───── Data shown ─────

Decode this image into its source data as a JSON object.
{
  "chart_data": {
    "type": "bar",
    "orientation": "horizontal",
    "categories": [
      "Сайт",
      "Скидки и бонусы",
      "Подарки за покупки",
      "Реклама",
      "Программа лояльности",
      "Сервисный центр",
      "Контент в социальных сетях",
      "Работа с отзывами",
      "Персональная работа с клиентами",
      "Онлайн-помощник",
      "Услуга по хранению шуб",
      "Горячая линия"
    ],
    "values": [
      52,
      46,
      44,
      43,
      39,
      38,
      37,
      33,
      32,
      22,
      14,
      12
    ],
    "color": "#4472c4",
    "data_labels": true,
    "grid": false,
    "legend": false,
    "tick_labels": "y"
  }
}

─────

Exercise brief: Print every record exactly as it was given.

Exercise answer:
Decode this image into its source data as a JSON object.
{
  "chart_data": {
    "type": "bar",
    "orientation": "horizontal",
    "categories": [
      "Сайт",
      "Скидки и бонусы",
      "Подарки за покупки",
      "Реклама",
      "Программа лояльности",
      "Сервисный центр",
      "Контент в социальных сетях",
      "Работа с отзывами",
      "Персональная работа с клиентами",
      "Онлайн-помощник",
      "Услуга по хранению шуб",
      "Горячая линия"
    ],
    "values": [
      52,
      46,
      44,
      43,
      39,
      38,
      37,
      33,
      32,
      22,
      14,
      12
    ],
    "color": "#4472c4",
    "data_labels": true,
    "grid": false,
    "legend": false,
    "tick_labels": "y"
  }
}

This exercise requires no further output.